* start *
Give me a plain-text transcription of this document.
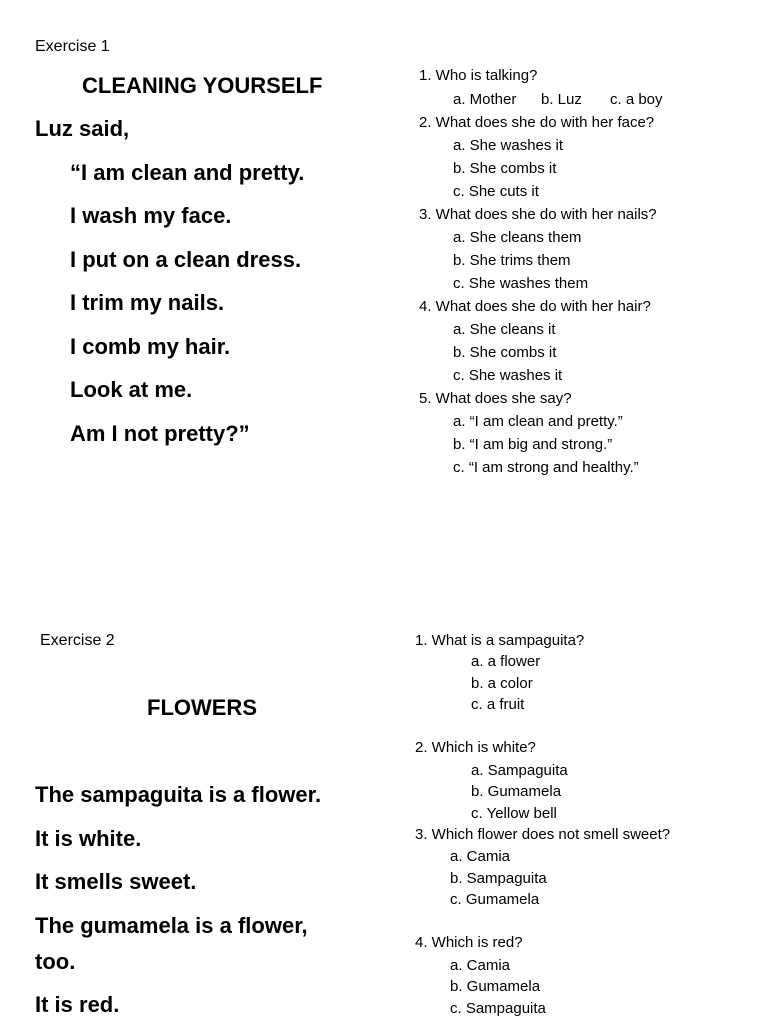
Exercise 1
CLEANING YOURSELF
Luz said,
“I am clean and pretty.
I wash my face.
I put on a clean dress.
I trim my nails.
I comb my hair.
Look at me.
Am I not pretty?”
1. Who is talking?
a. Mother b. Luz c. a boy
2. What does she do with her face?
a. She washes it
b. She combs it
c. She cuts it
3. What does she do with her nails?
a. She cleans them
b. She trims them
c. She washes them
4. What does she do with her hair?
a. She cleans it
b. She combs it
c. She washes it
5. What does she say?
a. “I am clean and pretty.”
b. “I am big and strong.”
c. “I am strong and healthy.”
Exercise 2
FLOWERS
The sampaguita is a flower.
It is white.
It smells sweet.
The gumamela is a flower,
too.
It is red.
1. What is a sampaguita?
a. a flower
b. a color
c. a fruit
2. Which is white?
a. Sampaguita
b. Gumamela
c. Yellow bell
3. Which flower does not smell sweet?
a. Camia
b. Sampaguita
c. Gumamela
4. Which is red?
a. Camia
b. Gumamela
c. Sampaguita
* end *
* start *
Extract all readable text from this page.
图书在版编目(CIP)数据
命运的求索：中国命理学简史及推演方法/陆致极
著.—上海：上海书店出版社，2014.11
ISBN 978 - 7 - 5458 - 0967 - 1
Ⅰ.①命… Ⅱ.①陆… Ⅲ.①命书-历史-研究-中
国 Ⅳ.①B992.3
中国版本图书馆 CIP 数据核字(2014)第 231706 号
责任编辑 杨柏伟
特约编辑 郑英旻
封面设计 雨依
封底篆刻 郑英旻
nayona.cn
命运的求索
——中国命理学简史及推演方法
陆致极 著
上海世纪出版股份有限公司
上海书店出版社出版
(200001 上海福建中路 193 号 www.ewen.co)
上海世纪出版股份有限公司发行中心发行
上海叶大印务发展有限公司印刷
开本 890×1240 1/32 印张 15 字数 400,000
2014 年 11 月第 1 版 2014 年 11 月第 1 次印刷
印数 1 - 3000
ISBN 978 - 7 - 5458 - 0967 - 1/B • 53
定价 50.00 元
* end *
* start *
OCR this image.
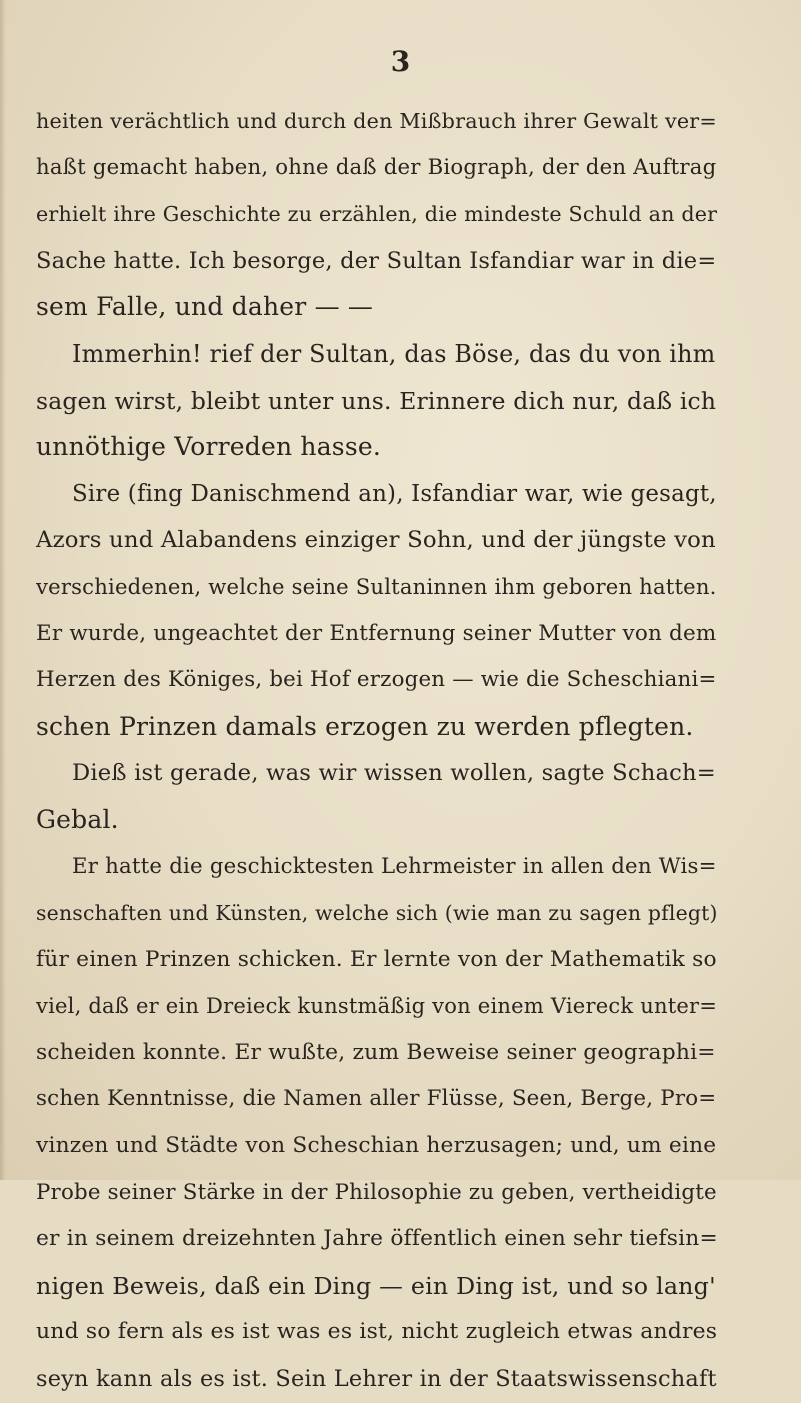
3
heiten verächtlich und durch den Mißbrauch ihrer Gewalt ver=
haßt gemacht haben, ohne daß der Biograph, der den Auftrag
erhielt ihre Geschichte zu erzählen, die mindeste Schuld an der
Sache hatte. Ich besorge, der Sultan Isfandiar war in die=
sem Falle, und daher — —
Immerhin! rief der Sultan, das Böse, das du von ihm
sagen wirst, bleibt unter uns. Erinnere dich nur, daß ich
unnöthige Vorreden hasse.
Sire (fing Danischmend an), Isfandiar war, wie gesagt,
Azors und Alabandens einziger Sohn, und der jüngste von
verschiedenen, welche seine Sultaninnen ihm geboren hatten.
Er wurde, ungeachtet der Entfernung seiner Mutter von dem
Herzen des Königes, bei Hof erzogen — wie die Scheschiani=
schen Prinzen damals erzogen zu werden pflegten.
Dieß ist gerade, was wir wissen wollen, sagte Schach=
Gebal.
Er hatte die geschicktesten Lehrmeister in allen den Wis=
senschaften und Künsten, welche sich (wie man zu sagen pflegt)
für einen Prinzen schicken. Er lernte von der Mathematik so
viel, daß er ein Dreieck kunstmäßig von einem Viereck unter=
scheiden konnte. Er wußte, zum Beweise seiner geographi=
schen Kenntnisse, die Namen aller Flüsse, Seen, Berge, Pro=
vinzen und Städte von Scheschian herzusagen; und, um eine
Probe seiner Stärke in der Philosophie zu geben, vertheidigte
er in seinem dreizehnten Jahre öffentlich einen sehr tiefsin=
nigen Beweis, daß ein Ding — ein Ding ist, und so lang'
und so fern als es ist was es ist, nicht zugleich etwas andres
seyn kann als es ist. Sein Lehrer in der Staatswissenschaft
* end *
**Your task**
State how many lines above include the word "Which", and nothing more.

**Task solution**
3